> Request
How many lines in the items below contain the string "title"? Answer with the number alone.

> Dataset excerpts
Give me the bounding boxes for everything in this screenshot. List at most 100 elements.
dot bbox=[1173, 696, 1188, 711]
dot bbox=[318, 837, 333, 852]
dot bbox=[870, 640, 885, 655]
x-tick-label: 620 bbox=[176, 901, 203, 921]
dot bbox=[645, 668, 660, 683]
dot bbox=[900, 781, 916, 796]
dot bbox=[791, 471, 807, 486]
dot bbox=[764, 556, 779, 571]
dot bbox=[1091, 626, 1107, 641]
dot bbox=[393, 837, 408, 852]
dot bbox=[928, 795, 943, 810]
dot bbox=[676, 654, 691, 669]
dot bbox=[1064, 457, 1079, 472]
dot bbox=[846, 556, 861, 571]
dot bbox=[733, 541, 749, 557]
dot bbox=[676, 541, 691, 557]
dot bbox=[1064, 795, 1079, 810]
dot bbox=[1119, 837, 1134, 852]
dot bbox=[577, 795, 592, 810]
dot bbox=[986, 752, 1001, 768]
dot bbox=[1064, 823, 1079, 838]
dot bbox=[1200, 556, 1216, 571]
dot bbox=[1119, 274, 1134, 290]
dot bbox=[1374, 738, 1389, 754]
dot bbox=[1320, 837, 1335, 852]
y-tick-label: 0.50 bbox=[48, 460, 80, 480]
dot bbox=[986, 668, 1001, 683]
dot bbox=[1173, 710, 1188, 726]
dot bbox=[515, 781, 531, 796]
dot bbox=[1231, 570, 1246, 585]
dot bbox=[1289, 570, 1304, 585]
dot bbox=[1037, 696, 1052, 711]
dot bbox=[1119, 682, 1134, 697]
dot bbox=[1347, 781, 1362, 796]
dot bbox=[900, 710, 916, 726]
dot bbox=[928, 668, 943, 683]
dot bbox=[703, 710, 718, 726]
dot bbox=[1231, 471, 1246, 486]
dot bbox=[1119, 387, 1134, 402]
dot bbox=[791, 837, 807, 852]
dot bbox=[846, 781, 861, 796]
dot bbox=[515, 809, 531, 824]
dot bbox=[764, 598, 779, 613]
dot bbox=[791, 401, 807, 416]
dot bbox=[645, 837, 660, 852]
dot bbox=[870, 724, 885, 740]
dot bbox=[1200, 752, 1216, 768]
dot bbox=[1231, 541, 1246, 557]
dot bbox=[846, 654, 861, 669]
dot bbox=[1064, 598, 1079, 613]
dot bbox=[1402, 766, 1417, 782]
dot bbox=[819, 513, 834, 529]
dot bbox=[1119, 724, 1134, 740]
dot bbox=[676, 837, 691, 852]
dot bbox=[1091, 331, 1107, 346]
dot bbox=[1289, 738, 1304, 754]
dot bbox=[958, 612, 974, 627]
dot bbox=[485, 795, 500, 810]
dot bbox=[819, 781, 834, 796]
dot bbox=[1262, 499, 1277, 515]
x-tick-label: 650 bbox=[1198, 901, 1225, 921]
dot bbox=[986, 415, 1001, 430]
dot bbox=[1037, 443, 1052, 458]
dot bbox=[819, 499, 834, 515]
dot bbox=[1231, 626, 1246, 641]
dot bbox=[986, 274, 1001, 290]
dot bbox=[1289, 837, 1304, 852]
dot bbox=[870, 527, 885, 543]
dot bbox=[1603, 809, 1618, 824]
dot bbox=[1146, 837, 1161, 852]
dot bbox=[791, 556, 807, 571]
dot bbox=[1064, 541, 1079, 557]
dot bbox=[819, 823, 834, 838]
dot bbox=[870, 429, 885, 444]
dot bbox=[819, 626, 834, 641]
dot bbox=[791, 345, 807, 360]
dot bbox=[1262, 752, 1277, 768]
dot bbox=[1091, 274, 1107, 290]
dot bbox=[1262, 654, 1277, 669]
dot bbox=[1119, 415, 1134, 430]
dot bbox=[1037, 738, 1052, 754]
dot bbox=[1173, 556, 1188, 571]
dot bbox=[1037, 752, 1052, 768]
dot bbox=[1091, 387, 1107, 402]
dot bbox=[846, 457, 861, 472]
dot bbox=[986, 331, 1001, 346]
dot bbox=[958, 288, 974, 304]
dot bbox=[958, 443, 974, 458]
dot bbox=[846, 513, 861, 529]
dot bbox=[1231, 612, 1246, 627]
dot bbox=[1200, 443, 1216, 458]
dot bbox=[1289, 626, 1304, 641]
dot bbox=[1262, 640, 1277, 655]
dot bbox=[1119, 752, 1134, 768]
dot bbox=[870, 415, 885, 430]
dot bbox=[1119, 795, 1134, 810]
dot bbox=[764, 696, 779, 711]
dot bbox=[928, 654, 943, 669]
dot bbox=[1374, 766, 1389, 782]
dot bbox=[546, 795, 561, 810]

--

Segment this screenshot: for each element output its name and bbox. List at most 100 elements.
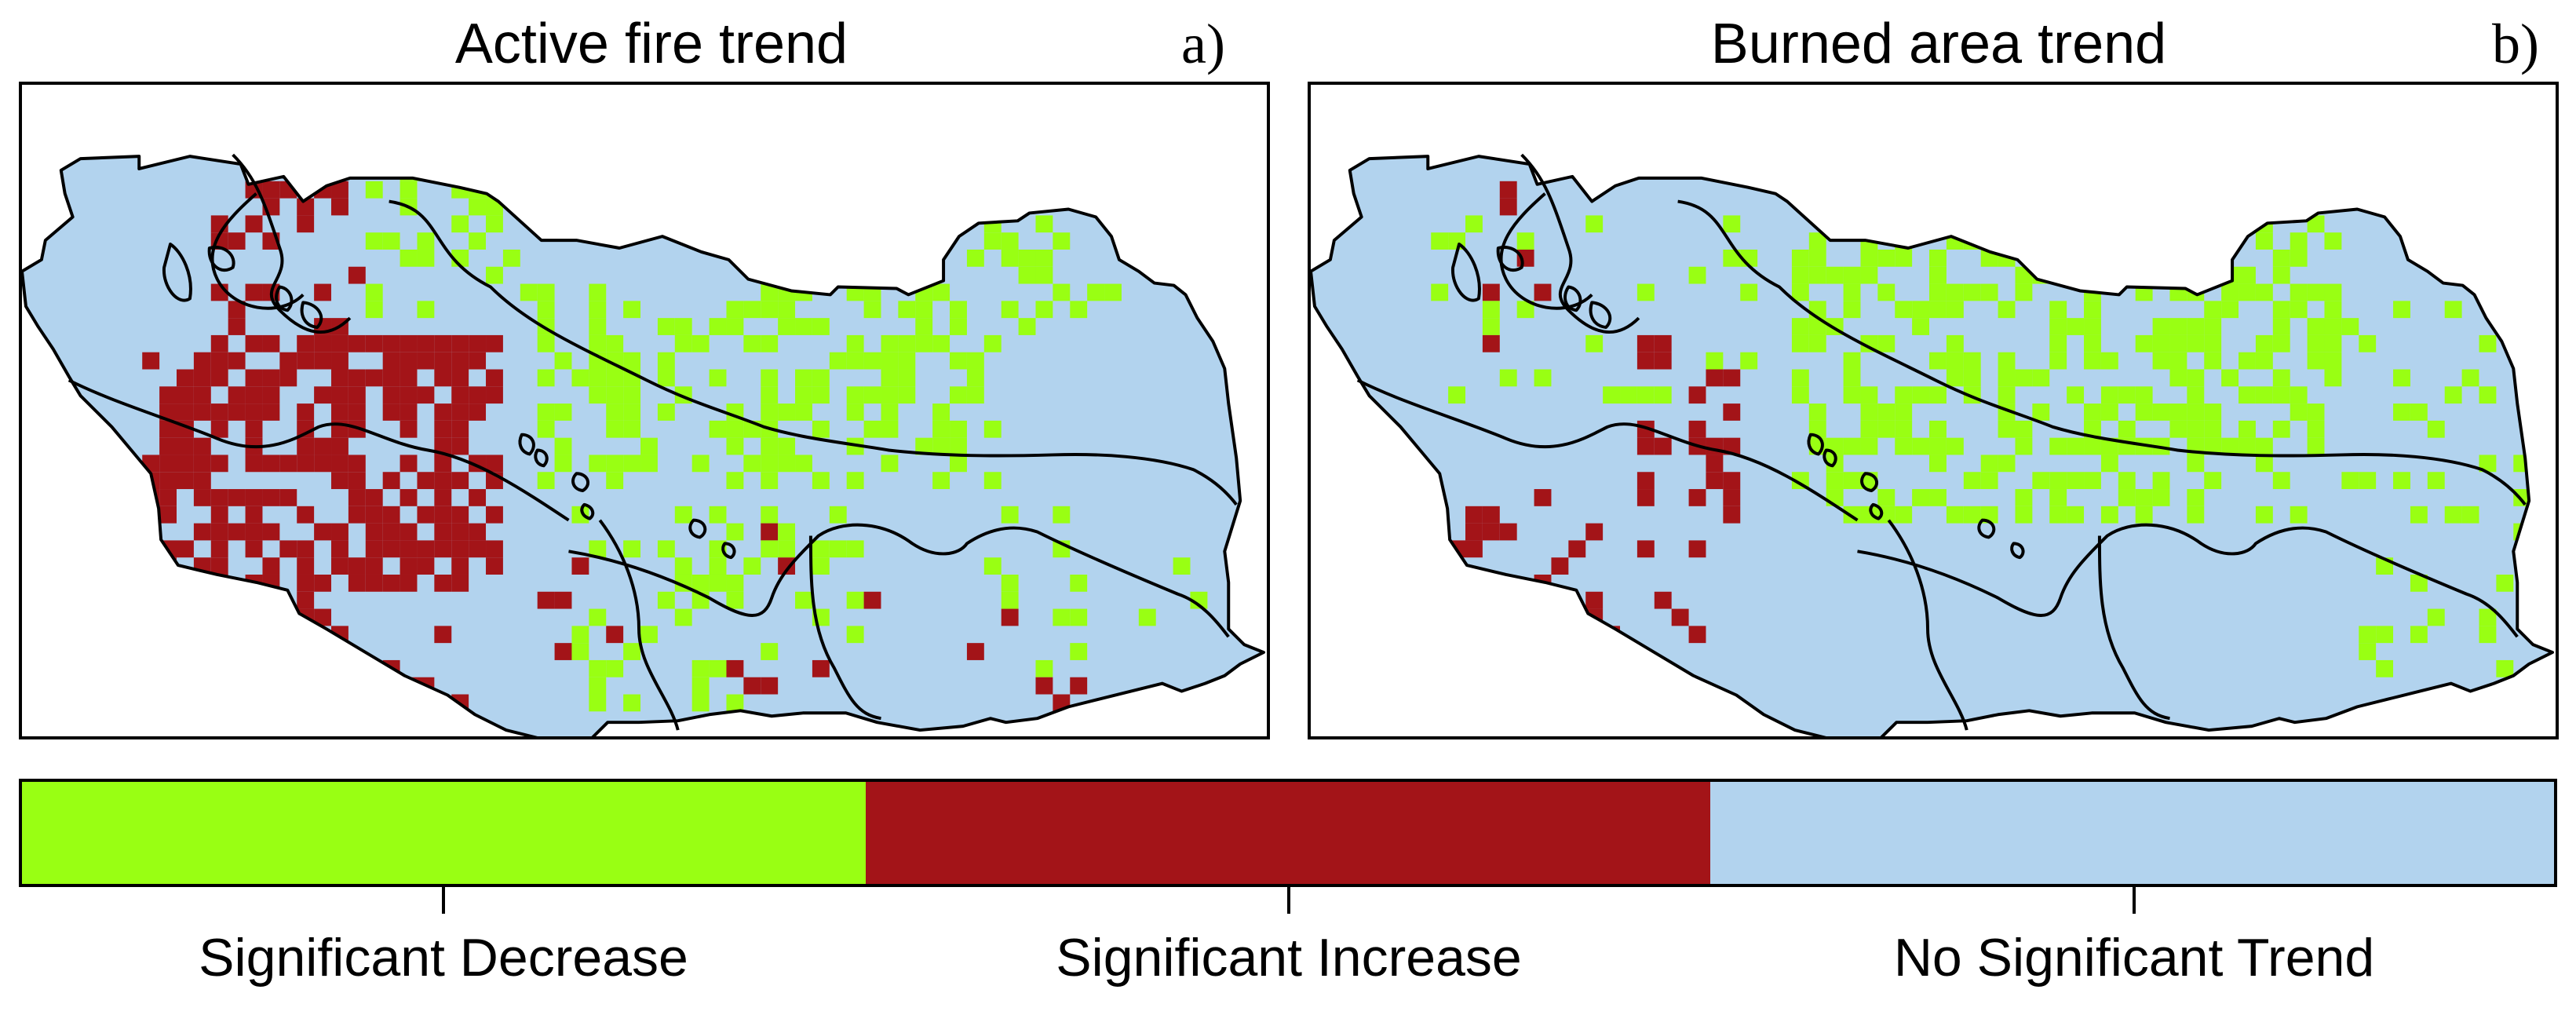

* * *

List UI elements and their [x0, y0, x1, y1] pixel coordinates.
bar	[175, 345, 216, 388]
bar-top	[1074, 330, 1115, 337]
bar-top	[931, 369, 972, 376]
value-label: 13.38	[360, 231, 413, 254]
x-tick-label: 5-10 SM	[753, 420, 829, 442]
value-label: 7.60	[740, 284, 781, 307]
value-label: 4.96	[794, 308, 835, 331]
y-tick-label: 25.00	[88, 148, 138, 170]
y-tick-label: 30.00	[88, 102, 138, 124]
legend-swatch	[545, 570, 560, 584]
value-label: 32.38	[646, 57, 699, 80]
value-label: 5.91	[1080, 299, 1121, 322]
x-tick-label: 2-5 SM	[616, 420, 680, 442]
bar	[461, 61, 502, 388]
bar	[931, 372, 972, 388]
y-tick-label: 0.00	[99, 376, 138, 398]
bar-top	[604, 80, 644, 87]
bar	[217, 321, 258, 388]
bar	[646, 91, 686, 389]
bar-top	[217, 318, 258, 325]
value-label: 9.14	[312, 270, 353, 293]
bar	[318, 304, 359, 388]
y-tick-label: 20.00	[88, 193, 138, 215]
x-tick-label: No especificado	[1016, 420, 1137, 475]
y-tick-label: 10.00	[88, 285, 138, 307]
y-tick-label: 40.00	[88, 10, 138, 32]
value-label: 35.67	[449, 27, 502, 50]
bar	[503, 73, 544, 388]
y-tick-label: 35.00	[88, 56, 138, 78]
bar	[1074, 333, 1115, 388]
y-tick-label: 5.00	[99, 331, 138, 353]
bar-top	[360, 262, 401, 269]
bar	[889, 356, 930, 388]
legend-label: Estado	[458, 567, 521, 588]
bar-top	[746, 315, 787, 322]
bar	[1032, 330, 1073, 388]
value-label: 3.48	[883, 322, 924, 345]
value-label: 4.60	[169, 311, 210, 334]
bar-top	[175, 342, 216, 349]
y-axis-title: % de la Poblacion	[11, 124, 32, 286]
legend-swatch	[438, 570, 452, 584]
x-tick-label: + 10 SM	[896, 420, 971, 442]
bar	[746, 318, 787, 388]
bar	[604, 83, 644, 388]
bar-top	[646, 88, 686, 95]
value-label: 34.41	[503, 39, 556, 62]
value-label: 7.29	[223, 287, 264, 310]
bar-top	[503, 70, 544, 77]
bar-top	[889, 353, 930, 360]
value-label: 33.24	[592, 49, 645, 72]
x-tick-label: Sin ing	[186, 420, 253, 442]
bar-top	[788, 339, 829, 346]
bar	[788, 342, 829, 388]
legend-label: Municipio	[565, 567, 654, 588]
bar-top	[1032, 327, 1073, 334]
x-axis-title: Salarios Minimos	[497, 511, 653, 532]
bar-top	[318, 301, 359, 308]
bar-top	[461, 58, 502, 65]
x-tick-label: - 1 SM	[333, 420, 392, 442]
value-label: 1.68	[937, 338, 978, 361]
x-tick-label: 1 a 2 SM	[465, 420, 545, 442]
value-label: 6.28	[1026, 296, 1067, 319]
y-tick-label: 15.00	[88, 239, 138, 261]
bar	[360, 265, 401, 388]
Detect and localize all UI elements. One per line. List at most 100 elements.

> Written reply
2